-- START OF Material supplied --

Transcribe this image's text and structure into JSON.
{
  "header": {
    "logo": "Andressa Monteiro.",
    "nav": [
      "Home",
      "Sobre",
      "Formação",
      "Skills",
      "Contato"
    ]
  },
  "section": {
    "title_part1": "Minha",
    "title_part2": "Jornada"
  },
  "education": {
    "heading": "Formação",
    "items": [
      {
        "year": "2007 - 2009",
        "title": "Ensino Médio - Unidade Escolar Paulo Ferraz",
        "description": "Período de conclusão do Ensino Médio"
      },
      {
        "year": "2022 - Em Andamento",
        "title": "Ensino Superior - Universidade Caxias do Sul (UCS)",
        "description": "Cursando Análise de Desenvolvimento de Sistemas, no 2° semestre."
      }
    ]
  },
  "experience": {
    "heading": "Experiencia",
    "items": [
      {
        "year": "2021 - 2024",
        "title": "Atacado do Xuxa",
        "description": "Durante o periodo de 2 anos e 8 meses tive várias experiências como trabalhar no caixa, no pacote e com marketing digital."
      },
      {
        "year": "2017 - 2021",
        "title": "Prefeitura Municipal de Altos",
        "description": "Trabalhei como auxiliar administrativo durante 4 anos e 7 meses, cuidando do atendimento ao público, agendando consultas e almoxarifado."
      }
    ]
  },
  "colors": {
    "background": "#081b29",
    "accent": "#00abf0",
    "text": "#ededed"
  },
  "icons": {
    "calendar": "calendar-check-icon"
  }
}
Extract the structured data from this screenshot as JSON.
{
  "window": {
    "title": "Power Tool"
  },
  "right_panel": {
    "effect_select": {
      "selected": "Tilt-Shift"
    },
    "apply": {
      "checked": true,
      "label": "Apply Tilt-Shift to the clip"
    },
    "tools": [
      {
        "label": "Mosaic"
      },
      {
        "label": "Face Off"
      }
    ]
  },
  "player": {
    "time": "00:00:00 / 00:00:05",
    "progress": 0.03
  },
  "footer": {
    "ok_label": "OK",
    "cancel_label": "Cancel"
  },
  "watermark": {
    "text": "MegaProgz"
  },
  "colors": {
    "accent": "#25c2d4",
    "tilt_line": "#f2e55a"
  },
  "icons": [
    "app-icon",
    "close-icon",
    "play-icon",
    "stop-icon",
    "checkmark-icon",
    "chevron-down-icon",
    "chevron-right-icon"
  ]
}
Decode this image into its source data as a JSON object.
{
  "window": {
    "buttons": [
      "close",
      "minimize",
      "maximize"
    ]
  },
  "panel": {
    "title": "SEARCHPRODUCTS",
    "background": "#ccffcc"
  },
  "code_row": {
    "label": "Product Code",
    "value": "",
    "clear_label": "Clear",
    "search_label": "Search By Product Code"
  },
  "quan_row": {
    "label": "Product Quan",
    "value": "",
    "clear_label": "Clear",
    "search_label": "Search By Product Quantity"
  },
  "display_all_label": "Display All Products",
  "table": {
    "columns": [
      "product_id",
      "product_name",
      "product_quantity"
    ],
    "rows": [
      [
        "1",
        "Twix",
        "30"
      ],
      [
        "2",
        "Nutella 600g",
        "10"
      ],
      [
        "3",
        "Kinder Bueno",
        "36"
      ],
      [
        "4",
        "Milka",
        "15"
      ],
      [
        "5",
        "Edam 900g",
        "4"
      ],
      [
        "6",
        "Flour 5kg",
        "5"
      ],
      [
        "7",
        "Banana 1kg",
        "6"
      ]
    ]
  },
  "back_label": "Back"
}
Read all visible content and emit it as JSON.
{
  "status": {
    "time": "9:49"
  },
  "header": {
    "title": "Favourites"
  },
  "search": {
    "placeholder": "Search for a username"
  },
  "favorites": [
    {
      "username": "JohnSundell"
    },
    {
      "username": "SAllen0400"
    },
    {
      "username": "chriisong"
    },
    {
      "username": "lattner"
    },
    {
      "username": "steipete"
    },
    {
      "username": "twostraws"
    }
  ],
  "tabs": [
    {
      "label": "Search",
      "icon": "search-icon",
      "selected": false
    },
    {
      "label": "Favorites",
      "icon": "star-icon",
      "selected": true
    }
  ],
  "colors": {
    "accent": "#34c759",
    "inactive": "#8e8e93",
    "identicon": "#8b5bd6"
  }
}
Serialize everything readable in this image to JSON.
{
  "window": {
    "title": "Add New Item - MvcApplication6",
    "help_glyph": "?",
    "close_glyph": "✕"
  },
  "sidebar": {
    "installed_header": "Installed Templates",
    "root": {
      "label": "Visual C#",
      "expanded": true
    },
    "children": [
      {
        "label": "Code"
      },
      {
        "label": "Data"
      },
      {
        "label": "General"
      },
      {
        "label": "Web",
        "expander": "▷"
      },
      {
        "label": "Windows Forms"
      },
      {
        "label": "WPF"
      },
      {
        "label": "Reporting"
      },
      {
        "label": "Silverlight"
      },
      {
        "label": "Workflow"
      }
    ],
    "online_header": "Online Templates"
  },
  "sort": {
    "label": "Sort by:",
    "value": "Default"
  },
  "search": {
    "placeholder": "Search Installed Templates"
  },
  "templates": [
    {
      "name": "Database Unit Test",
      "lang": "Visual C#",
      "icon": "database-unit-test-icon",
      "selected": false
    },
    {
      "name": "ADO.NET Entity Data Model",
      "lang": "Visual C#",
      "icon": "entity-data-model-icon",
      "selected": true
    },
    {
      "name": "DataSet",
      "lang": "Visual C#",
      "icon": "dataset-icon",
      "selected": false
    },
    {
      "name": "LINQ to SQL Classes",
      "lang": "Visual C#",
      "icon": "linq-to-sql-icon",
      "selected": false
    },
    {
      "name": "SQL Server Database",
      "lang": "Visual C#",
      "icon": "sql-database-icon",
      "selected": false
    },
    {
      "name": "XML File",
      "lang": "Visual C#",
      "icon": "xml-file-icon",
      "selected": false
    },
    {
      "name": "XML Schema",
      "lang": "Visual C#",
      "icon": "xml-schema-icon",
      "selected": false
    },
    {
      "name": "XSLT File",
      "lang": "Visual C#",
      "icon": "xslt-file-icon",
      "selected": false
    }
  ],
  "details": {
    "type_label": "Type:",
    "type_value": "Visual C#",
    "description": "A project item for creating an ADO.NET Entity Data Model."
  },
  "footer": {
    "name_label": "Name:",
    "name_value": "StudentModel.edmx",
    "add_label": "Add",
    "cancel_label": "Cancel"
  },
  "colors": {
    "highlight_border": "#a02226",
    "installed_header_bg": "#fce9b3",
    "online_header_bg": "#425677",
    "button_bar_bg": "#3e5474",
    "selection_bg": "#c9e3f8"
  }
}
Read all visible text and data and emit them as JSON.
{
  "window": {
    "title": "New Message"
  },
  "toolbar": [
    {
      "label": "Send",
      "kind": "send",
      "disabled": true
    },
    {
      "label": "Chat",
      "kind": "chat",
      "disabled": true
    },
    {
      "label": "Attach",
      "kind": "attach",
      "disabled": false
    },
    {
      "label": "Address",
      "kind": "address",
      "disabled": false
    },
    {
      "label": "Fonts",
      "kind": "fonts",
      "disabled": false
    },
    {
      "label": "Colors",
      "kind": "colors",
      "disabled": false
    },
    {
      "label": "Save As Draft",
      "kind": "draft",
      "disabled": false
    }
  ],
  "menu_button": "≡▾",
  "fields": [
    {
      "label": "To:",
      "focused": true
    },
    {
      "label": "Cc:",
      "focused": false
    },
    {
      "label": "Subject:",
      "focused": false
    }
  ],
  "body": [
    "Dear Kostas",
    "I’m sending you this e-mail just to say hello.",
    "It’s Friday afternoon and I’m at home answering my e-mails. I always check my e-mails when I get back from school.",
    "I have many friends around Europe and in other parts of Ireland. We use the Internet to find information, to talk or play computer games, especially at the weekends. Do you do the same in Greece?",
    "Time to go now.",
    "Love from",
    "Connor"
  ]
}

-- END OF Material supplied --

◆ Set problem: Tally up the lines in the records containing the word "year", then give the count and nothing else.

◆ Correct response: 4